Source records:
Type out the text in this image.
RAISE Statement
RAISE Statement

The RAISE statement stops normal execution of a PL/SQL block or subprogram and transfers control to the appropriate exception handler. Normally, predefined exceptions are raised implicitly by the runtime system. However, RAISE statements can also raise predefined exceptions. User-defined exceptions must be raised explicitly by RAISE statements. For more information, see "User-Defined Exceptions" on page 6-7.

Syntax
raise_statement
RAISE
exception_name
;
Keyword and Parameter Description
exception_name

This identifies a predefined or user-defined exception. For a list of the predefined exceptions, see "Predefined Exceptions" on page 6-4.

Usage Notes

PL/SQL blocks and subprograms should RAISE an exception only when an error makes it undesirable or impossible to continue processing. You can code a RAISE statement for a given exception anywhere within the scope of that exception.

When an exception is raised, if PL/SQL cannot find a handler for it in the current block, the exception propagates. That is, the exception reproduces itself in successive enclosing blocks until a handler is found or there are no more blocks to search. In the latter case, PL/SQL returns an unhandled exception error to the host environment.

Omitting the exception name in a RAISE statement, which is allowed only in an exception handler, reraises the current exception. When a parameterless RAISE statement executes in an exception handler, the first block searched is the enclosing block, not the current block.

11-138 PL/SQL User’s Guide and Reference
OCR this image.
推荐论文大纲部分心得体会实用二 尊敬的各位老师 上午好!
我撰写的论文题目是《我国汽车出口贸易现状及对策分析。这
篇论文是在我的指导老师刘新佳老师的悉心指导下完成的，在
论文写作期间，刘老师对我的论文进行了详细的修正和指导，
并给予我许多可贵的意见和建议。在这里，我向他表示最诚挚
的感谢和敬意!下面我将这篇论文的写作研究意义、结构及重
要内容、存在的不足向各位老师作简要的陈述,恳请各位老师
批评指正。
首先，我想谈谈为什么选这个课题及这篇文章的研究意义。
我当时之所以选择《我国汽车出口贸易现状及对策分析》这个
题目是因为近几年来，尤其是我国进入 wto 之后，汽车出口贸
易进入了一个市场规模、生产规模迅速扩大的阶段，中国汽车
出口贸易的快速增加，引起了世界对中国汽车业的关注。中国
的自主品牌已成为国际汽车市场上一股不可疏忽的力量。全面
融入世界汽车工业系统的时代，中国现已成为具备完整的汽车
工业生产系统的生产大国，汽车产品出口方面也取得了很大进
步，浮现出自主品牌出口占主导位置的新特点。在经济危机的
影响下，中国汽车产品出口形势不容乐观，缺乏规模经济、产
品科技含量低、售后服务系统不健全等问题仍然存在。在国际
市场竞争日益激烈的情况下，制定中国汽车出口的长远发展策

Exercise description:
Set down the material above again, word for word.

Problem solution:
Type out the text in this image.
RAISE Statement
RAISE Statement

The RAISE statement stops normal execution of a PL/SQL block or subprogram and transfers control to the appropriate exception handler. Normally, predefined exceptions are raised implicitly by the runtime system. However, RAISE statements can also raise predefined exceptions. User-defined exceptions must be raised explicitly by RAISE statements. For more information, see "User-Defined Exceptions" on page 6-7.

Syntax
raise_statement
RAISE
exception_name
;
Keyword and Parameter Description
exception_name

This identifies a predefined or user-defined exception. For a list of the predefined exceptions, see "Predefined Exceptions" on page 6-4.

Usage Notes

PL/SQL blocks and subprograms should RAISE an exception only when an error makes it undesirable or impossible to continue processing. You can code a RAISE statement for a given exception anywhere within the scope of that exception.

When an exception is raised, if PL/SQL cannot find a handler for it in the current block, the exception propagates. That is, the exception reproduces itself in successive enclosing blocks until a handler is found or there are no more blocks to search. In the latter case, PL/SQL returns an unhandled exception error to the host environment.

Omitting the exception name in a RAISE statement, which is allowed only in an exception handler, reraises the current exception. When a parameterless RAISE statement executes in an exception handler, the first block searched is the enclosing block, not the current block.

11-138 PL/SQL User’s Guide and Reference
OCR this image.
推荐论文大纲部分心得体会实用二 尊敬的各位老师 上午好!
我撰写的论文题目是《我国汽车出口贸易现状及对策分析。这
篇论文是在我的指导老师刘新佳老师的悉心指导下完成的，在
论文写作期间，刘老师对我的论文进行了详细的修正和指导，
并给予我许多可贵的意见和建议。在这里，我向他表示最诚挚
的感谢和敬意!下面我将这篇论文的写作研究意义、结构及重
要内容、存在的不足向各位老师作简要的陈述,恳请各位老师
批评指正。
首先，我想谈谈为什么选这个课题及这篇文章的研究意义。
我当时之所以选择《我国汽车出口贸易现状及对策分析》这个
题目是因为近几年来，尤其是我国进入 wto 之后，汽车出口贸
易进入了一个市场规模、生产规模迅速扩大的阶段，中国汽车
出口贸易的快速增加，引起了世界对中国汽车业的关注。中国
的自主品牌已成为国际汽车市场上一股不可疏忽的力量。全面
融入世界汽车工业系统的时代，中国现已成为具备完整的汽车
工业生产系统的生产大国，汽车产品出口方面也取得了很大进
步，浮现出自主品牌出口占主导位置的新特点。在经济危机的
影响下，中国汽车产品出口形势不容乐观，缺乏规模经济、产
品科技含量低、售后服务系统不健全等问题仍然存在。在国际
市场竞争日益激烈的情况下，制定中国汽车出口的长远发展策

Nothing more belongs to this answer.